Copy the entries below exactly; any picture among them should be left out.
=== Supplied records ===
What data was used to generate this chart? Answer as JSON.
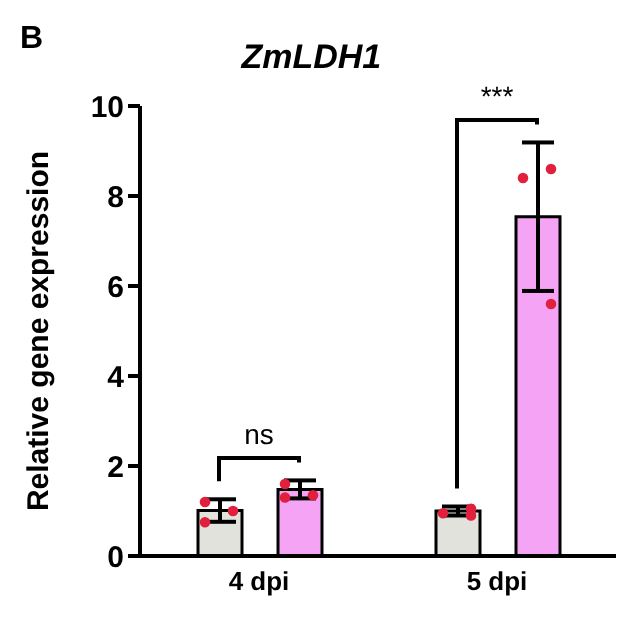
{
  "chart_data": {
    "type": "bar",
    "title": "ZmLDH1",
    "ylabel": "Relative gene expression",
    "categories": [
      "4 dpi",
      "5 dpi"
    ],
    "series": [
      {
        "color": "#e2e2dc",
        "values": [
          1.01,
          1.0
        ],
        "errors": [
          0.25,
          0.1
        ]
      },
      {
        "color": "#f5a3f5",
        "values": [
          1.48,
          7.54
        ],
        "errors": [
          0.2,
          1.65
        ]
      },
      {
        "type": "scatter",
        "color": "#e0203c",
        "marker": "circle",
        "x": [
          "4 dpi",
          "4 dpi",
          "4 dpi",
          "5 dpi",
          "5 dpi",
          "5 dpi"
        ],
        "values": [
          1.2,
          1.0,
          0.75,
          1.05,
          0.95,
          0.9
        ]
      },
      {
        "type": "scatter",
        "color": "#e0203c",
        "marker": "circle",
        "x": [
          "4 dpi",
          "4 dpi",
          "4 dpi",
          "5 dpi",
          "5 dpi",
          "5 dpi"
        ],
        "values": [
          1.6,
          1.35,
          1.3,
          8.6,
          8.4,
          5.6
        ]
      }
    ],
    "ylim": [
      0,
      10
    ],
    "yticks": [
      0,
      2,
      4,
      6,
      8,
      10
    ],
    "annotations": [
      "B",
      "ns",
      "***"
    ]
  }
}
===
Answer space
What data was used to generate this chart? Answer as JSON.
{
  "chart_data": {
    "type": "bar",
    "title": "ZmLDH1",
    "ylabel": "Relative gene expression",
    "categories": [
      "4 dpi",
      "5 dpi"
    ],
    "series": [
      {
        "color": "#e2e2dc",
        "values": [
          1.01,
          1.0
        ],
        "errors": [
          0.25,
          0.1
        ]
      },
      {
        "color": "#f5a3f5",
        "values": [
          1.48,
          7.54
        ],
        "errors": [
          0.2,
          1.65
        ]
      },
      {
        "type": "scatter",
        "color": "#e0203c",
        "marker": "circle",
        "x": [
          "4 dpi",
          "4 dpi",
          "4 dpi",
          "5 dpi",
          "5 dpi",
          "5 dpi"
        ],
        "values": [
          1.2,
          1.0,
          0.75,
          1.05,
          0.95,
          0.9
        ]
      },
      {
        "type": "scatter",
        "color": "#e0203c",
        "marker": "circle",
        "x": [
          "4 dpi",
          "4 dpi",
          "4 dpi",
          "5 dpi",
          "5 dpi",
          "5 dpi"
        ],
        "values": [
          1.6,
          1.35,
          1.3,
          8.6,
          8.4,
          5.6
        ]
      }
    ],
    "ylim": [
      0,
      10
    ],
    "yticks": [
      0,
      2,
      4,
      6,
      8,
      10
    ],
    "annotations": [
      "B",
      "ns",
      "***"
    ]
  }
}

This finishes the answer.